▶ Given request: Extract every line of the material that holds the string "JSON".

▶ Information provided:
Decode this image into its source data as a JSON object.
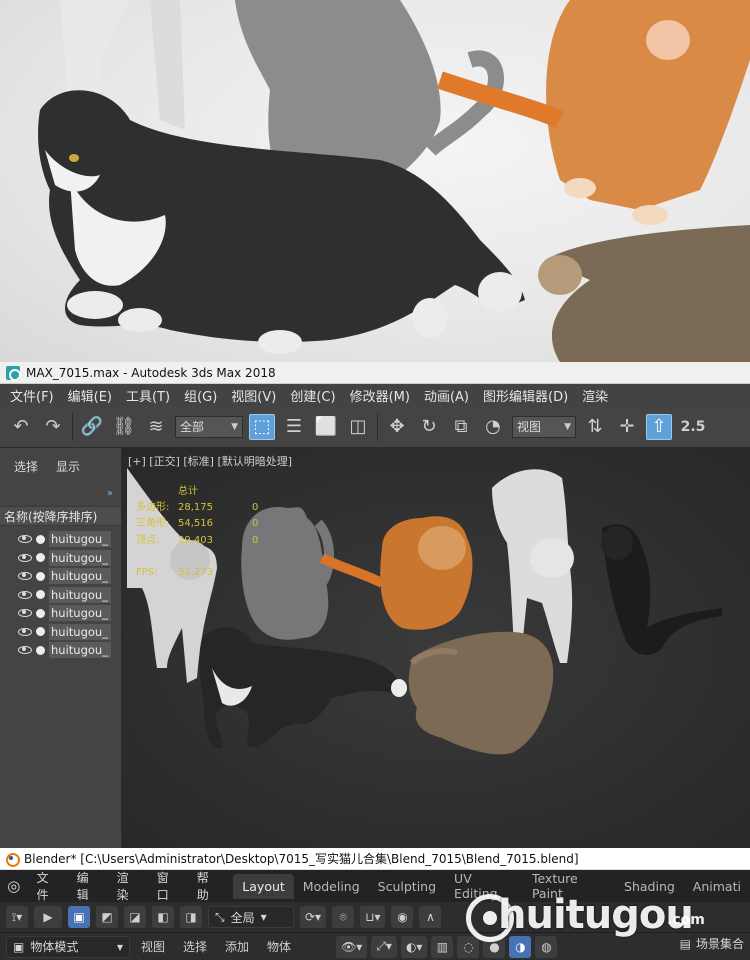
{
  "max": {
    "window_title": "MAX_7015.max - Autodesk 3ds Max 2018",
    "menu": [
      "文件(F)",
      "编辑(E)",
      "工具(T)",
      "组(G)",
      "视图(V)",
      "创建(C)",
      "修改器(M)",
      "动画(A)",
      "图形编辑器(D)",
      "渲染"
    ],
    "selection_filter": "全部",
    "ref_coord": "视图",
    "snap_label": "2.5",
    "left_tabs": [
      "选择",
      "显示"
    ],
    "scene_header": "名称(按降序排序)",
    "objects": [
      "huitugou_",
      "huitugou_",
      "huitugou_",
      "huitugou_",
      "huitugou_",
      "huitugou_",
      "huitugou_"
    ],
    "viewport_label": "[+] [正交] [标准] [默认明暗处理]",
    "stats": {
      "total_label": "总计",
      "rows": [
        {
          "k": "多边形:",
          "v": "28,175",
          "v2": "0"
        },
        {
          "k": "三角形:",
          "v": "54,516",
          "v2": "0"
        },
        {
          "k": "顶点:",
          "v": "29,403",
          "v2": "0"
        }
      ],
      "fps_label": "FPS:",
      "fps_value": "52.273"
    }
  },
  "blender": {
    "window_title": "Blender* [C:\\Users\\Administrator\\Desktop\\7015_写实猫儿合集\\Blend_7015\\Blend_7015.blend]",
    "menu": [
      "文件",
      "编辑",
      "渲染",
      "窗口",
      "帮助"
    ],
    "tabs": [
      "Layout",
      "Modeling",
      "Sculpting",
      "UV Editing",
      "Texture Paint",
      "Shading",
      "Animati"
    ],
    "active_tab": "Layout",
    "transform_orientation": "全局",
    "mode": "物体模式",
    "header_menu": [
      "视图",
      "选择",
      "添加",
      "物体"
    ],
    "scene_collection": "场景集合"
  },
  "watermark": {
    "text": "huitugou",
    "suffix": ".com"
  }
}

==

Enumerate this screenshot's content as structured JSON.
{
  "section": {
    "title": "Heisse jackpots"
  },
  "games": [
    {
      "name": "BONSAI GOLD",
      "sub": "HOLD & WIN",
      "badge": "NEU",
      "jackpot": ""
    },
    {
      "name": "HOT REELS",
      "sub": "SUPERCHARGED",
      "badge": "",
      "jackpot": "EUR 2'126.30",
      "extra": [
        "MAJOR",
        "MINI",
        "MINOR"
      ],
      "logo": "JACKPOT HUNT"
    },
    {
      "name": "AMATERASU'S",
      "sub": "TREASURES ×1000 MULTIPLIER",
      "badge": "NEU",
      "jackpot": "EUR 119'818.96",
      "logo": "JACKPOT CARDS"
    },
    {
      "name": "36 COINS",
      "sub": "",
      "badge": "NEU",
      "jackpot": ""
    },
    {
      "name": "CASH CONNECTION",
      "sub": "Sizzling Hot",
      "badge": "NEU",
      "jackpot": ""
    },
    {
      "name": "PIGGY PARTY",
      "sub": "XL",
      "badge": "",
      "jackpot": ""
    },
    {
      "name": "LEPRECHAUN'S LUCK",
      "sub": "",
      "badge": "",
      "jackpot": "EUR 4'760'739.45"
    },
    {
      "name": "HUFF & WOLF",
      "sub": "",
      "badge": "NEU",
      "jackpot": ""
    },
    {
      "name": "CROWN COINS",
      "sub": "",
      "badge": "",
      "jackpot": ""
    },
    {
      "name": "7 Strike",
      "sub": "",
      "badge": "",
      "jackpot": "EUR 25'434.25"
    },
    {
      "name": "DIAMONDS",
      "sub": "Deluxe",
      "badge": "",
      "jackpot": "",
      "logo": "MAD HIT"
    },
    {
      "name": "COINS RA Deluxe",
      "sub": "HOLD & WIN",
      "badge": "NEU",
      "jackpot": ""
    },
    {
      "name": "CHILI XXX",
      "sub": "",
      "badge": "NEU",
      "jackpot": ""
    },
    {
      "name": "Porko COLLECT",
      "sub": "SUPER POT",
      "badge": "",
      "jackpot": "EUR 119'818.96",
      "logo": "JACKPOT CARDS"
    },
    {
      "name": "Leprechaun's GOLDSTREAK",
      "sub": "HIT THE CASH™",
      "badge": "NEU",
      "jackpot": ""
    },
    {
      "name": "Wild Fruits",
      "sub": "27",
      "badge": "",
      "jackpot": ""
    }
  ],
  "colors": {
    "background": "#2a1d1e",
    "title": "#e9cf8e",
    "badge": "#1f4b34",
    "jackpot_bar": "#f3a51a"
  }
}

▶ Expected output:
Decode this image into its source data as a JSON object.
Enumerate this screenshot's content as structured JSON.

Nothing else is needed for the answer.